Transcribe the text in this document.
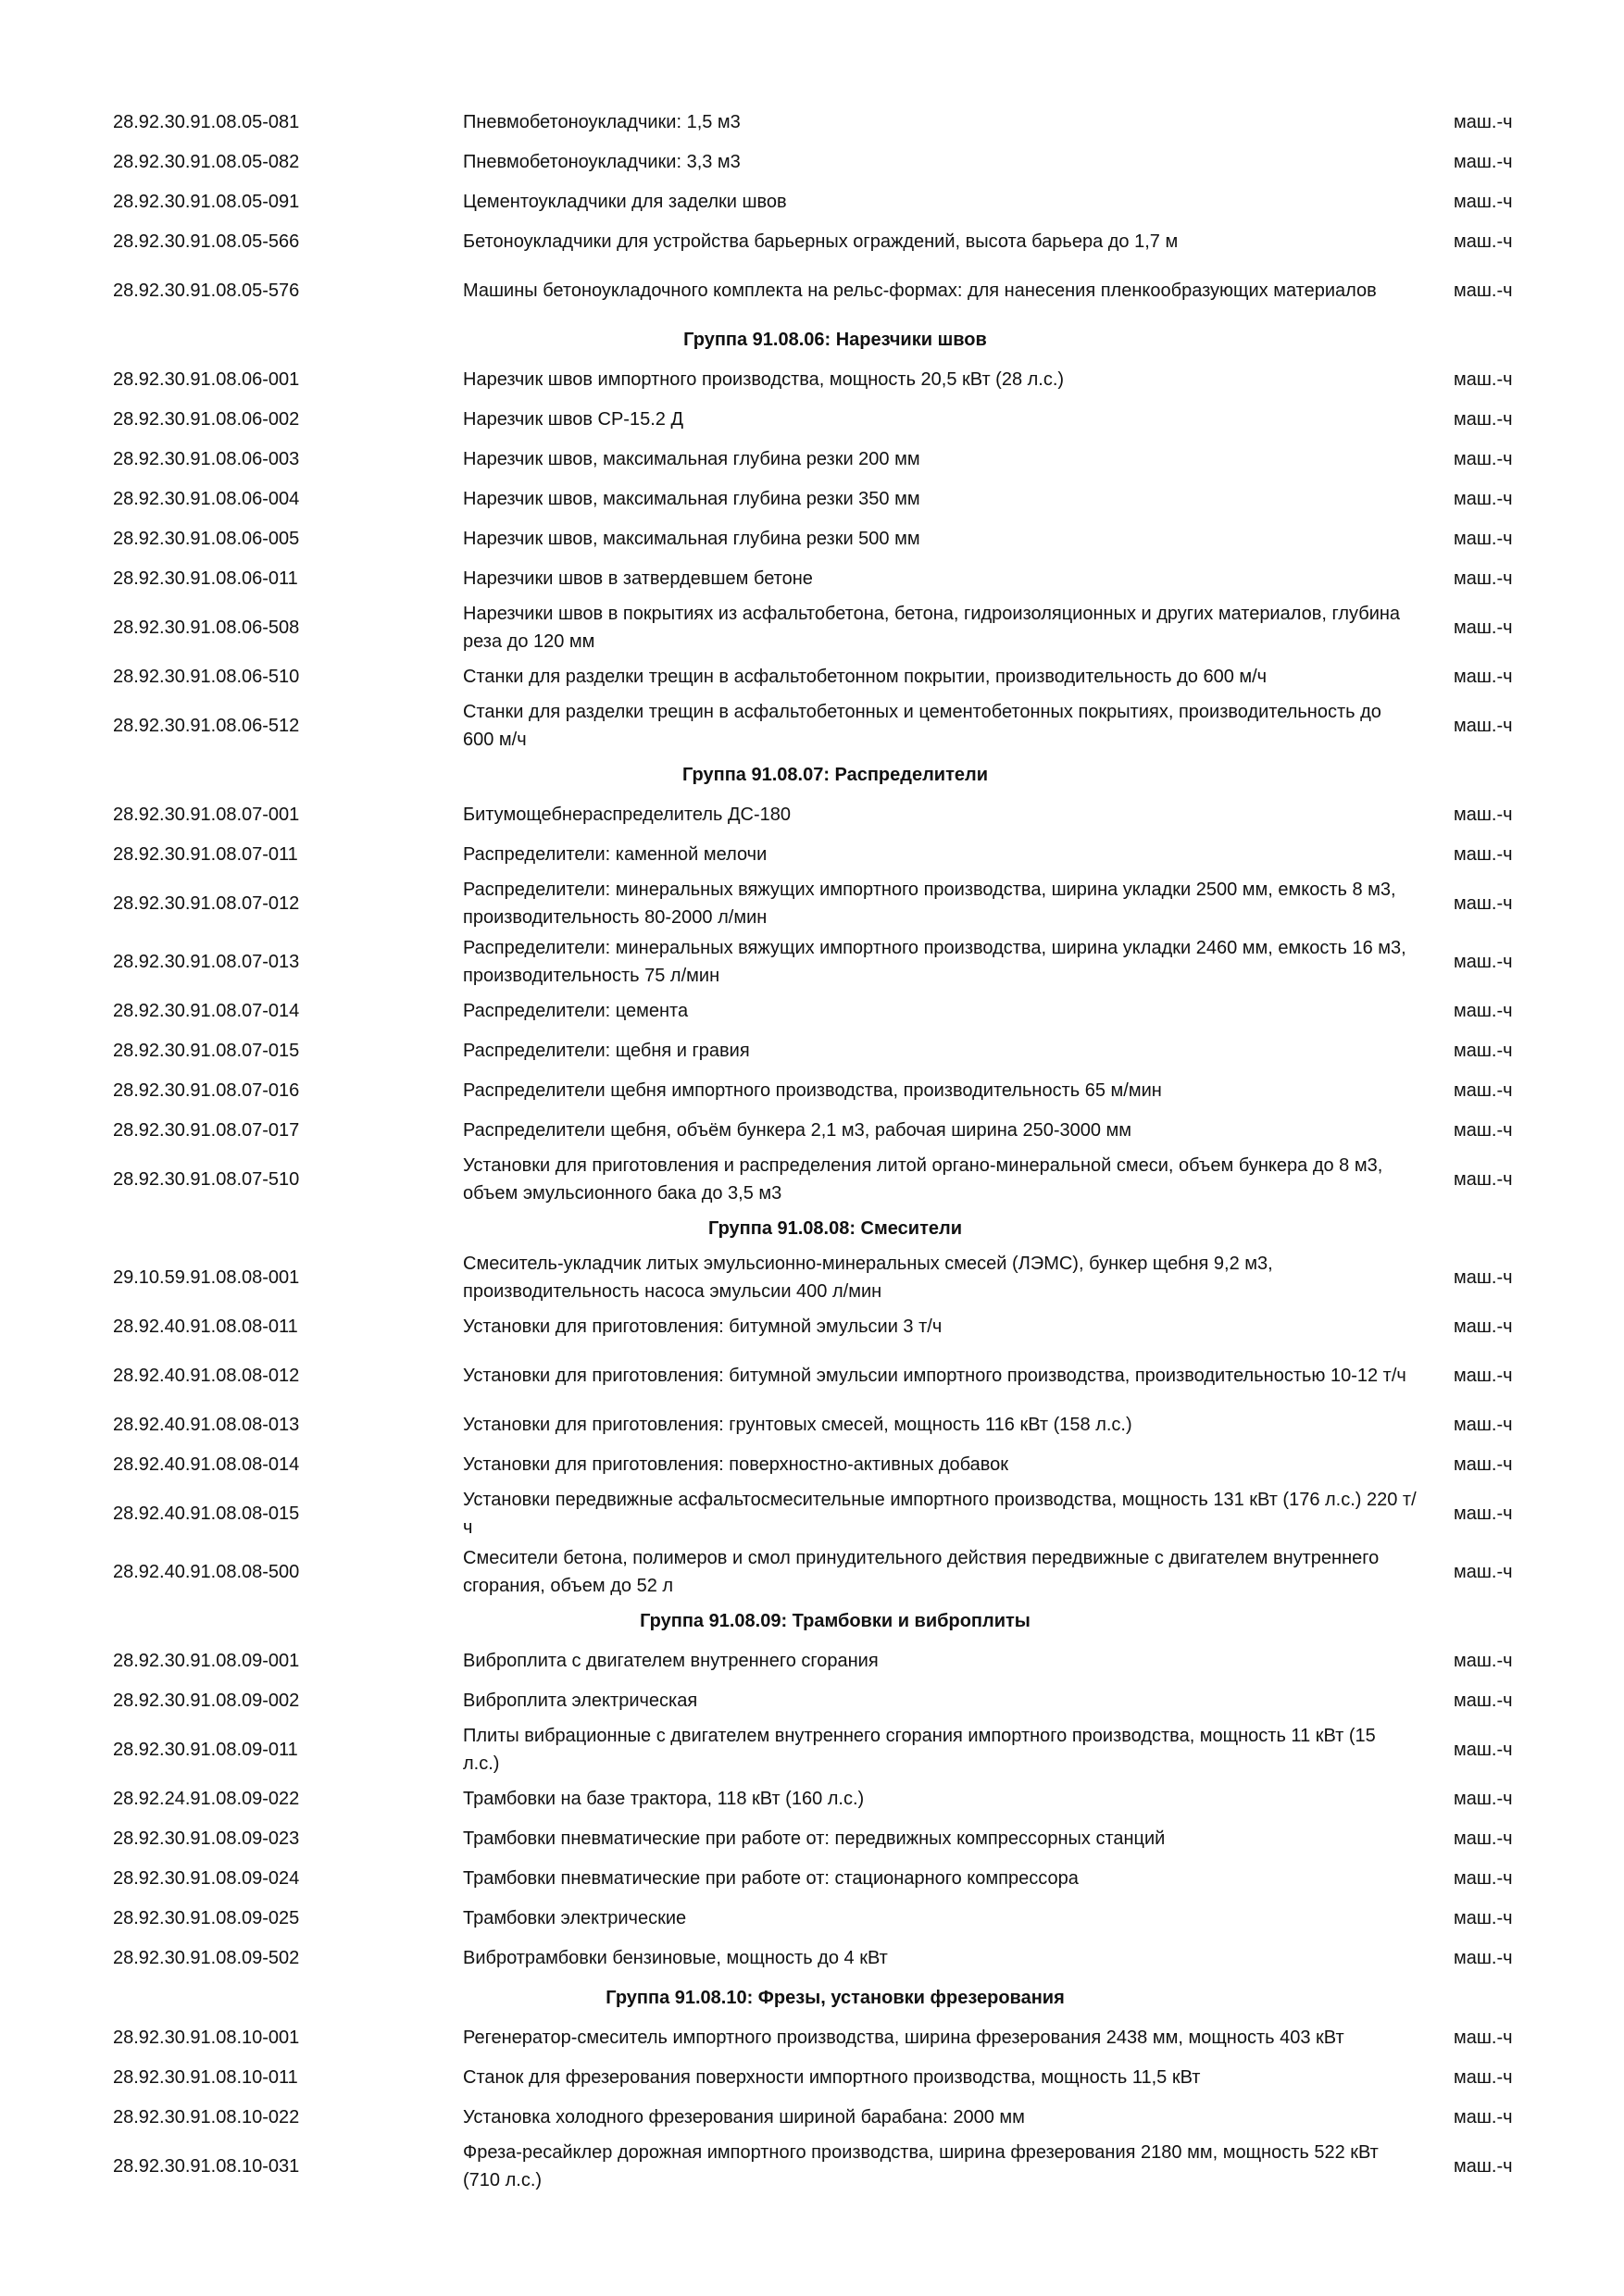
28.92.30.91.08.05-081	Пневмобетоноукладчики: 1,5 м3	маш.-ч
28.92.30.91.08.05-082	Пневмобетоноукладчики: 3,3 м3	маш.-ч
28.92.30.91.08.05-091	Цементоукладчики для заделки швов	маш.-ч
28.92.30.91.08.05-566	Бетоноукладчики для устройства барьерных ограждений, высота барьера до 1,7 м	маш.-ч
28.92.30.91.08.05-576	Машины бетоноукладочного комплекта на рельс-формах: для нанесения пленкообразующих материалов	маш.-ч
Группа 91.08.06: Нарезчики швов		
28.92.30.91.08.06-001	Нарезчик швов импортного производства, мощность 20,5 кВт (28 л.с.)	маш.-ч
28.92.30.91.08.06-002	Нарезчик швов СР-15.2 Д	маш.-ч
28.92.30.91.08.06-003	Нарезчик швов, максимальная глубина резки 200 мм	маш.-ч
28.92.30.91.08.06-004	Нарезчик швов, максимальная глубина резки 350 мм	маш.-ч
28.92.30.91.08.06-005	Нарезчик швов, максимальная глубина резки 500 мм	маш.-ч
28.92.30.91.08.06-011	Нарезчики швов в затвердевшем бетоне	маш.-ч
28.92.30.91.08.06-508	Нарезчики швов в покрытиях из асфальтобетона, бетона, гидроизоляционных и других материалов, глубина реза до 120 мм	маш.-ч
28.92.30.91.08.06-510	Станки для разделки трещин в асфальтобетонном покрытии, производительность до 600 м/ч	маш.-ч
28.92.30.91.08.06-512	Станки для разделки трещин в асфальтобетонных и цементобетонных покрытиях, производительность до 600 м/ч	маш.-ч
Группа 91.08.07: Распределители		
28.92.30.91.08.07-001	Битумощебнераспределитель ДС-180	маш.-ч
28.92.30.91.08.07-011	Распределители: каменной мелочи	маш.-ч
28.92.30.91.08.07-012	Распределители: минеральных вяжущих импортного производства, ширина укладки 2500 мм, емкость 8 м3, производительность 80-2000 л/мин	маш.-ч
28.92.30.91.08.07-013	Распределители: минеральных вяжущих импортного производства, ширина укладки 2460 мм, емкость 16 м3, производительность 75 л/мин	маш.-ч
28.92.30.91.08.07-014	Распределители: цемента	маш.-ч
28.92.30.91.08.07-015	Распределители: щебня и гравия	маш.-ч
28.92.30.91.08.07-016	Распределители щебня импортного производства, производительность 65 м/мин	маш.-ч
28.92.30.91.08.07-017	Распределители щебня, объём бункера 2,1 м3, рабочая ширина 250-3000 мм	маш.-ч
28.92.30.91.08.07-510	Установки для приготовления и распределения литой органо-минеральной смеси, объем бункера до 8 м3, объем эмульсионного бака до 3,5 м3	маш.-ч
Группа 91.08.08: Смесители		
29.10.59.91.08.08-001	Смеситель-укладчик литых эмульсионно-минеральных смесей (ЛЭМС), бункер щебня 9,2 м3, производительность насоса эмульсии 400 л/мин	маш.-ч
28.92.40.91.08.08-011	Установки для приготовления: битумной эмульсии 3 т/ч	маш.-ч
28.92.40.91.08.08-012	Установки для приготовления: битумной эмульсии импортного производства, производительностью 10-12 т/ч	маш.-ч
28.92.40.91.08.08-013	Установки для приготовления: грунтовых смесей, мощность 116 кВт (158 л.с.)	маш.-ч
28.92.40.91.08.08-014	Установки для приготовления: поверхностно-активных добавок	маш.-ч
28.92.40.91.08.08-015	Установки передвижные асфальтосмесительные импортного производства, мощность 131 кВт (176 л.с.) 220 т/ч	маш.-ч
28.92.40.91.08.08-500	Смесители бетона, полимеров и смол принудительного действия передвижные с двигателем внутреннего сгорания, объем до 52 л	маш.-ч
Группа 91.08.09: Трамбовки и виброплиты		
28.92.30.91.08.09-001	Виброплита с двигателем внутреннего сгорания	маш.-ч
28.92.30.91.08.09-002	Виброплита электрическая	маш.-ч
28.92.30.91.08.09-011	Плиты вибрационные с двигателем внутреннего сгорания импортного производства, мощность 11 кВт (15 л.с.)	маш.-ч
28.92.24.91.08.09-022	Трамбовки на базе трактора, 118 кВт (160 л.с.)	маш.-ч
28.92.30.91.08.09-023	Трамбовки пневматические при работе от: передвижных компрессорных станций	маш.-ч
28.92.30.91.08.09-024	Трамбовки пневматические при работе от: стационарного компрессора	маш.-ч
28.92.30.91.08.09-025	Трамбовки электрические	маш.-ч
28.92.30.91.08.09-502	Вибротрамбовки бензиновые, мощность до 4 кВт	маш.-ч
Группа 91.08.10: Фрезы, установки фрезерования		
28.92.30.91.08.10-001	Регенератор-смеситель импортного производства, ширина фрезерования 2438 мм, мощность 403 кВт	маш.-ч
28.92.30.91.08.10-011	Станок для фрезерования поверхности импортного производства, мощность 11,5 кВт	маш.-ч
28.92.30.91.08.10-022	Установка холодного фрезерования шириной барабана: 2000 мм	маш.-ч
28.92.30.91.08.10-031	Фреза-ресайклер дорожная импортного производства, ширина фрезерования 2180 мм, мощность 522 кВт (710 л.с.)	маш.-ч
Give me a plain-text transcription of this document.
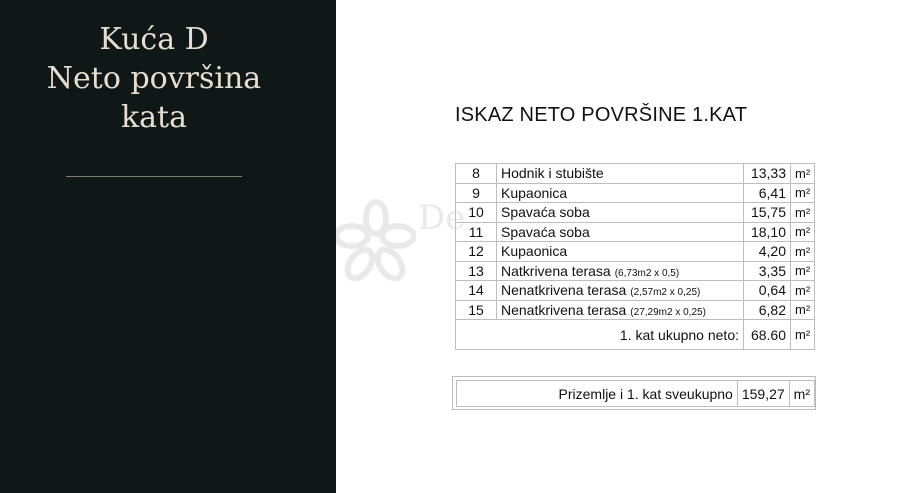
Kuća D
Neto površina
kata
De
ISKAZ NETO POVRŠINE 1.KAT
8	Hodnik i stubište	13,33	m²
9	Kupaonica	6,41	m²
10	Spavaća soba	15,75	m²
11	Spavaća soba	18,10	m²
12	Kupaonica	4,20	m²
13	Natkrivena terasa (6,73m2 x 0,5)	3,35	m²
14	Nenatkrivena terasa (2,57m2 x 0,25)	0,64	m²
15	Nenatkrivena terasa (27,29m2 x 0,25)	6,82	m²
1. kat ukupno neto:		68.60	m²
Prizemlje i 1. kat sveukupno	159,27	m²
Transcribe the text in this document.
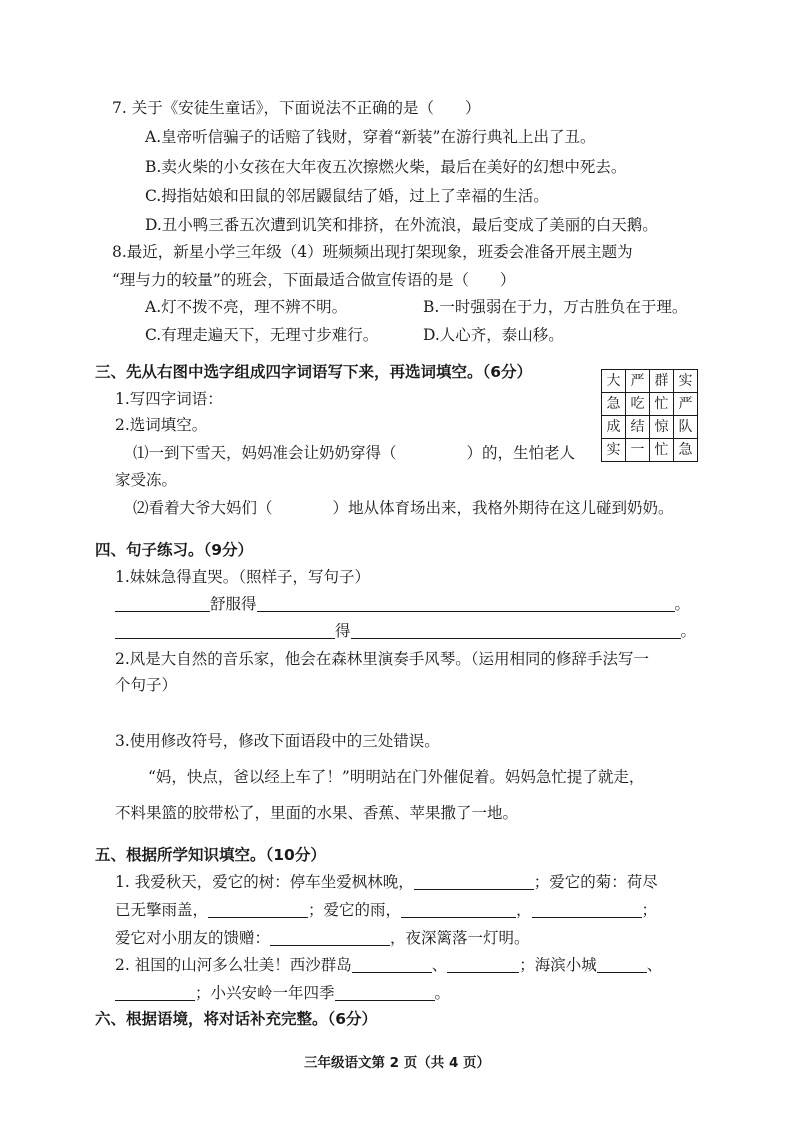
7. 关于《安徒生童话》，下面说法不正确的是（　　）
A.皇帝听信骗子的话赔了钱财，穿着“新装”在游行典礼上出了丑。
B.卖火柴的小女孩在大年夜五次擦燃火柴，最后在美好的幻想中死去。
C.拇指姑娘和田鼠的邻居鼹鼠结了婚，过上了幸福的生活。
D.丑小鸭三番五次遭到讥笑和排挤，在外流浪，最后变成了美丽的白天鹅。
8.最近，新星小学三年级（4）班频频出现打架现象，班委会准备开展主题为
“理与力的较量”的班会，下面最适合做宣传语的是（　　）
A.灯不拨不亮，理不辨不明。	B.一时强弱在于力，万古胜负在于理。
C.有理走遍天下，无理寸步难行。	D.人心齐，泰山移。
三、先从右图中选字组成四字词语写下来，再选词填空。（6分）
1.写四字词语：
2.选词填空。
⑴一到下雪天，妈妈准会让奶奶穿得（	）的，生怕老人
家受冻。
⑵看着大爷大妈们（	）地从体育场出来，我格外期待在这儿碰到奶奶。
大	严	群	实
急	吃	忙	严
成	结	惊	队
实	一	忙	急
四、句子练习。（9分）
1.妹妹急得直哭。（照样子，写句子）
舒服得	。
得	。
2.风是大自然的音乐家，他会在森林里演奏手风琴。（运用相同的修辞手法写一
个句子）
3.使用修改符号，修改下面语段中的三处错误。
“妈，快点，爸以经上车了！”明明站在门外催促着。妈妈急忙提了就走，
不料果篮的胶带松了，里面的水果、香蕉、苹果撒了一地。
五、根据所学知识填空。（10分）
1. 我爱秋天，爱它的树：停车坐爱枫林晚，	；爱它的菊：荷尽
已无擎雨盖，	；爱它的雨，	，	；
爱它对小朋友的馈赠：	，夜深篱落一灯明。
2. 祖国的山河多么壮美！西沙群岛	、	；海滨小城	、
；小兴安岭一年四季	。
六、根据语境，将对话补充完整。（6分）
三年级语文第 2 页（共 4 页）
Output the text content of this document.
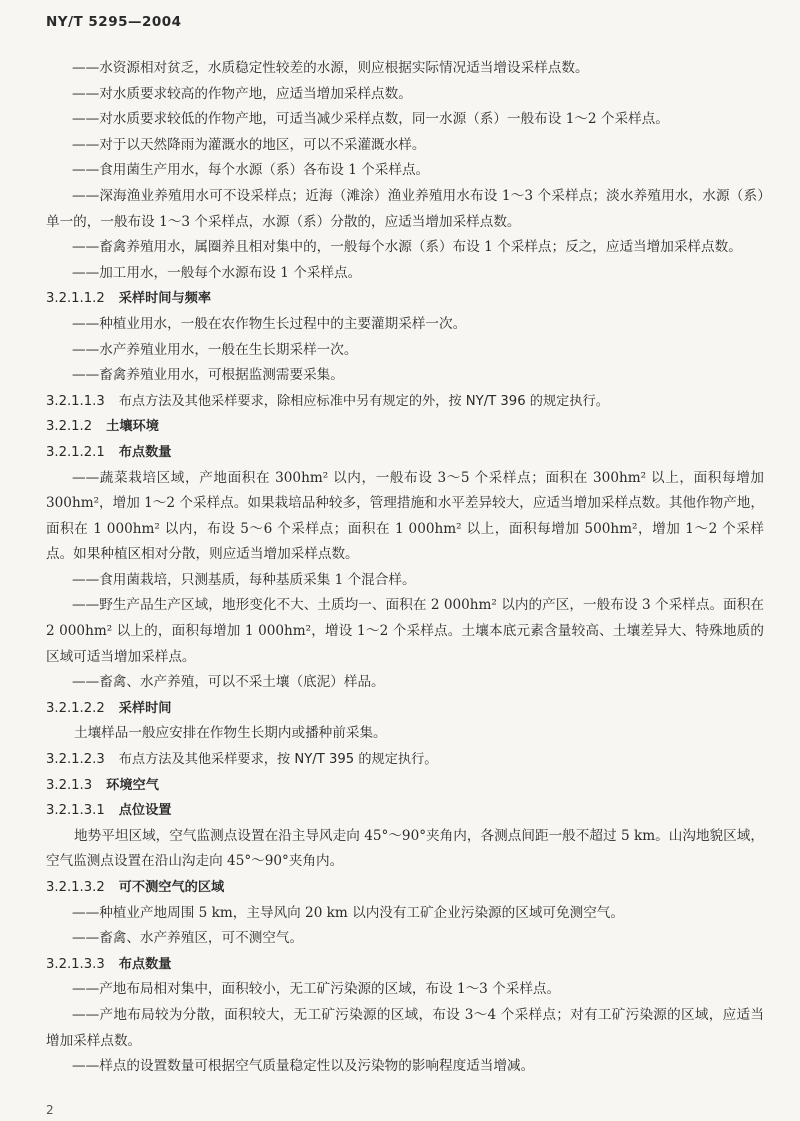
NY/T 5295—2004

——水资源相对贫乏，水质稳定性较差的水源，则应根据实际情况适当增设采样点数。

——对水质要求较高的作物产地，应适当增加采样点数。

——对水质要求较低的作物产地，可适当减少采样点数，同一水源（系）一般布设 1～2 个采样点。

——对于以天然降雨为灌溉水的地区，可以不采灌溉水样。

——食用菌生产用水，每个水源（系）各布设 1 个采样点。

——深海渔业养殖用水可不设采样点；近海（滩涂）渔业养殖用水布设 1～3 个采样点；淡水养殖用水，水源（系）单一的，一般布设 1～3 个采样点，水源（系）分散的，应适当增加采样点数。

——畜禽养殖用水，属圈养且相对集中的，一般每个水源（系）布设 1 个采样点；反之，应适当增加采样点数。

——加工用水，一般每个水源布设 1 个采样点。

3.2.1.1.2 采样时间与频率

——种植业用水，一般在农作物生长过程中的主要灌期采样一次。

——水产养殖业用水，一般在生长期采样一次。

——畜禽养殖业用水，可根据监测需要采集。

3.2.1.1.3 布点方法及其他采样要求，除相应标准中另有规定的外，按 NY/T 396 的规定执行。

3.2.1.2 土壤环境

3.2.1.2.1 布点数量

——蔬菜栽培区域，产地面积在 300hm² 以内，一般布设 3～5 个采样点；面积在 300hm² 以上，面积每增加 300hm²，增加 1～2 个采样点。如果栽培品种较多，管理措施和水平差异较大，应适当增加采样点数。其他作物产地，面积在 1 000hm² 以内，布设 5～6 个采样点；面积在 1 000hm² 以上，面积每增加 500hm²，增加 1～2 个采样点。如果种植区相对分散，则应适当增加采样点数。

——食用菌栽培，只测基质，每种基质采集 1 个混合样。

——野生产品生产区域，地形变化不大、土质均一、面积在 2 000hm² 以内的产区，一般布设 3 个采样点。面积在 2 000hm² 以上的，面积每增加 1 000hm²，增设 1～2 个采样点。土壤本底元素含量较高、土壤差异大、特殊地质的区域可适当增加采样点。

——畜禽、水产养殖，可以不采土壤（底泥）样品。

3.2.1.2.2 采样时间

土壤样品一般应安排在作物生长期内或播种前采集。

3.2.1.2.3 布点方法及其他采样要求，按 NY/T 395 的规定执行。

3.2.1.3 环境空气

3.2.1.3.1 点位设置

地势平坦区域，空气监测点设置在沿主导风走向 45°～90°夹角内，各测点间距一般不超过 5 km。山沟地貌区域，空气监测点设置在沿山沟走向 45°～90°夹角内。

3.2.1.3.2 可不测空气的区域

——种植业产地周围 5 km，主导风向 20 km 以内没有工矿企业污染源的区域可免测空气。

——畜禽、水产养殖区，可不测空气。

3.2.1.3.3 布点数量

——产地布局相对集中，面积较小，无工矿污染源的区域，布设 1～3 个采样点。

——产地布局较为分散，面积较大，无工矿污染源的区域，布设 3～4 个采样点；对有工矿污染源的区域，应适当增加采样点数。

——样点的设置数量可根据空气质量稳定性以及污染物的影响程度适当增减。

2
++++++++++
SET PROBLEM
Look through the material above. Copy each line where the word "应适当增加采样点数" appears.

THE RESPONSE
——对水质要求较高的作物产地，应适当增加采样点数。
——深海渔业养殖用水可不设采样点；近海（滩涂）渔业养殖用水布设 1～3 个采样点；淡水养殖用水，水源（系）单一的，一般布设 1～3 个采样点，水源（系）分散的，应适当增加采样点数。
——畜禽养殖用水，属圈养且相对集中的，一般每个水源（系）布设 1 个采样点；反之，应适当增加采样点数。
——蔬菜栽培区域，产地面积在 300hm² 以内，一般布设 3～5 个采样点；面积在 300hm² 以上，面积每增加 300hm²，增加 1～2 个采样点。如果栽培品种较多，管理措施和水平差异较大，应适当增加采样点数。其他作物产地，面积在 1 000hm² 以内，布设 5～6 个采样点；面积在 1 000hm² 以上，面积每增加 500hm²，增加 1～2 个采样点。如果种植区相对分散，则应适当增加采样点数。
——产地布局较为分散，面积较大，无工矿污染源的区域，布设 3～4 个采样点；对有工矿污染源的区域，应适当增加采样点数。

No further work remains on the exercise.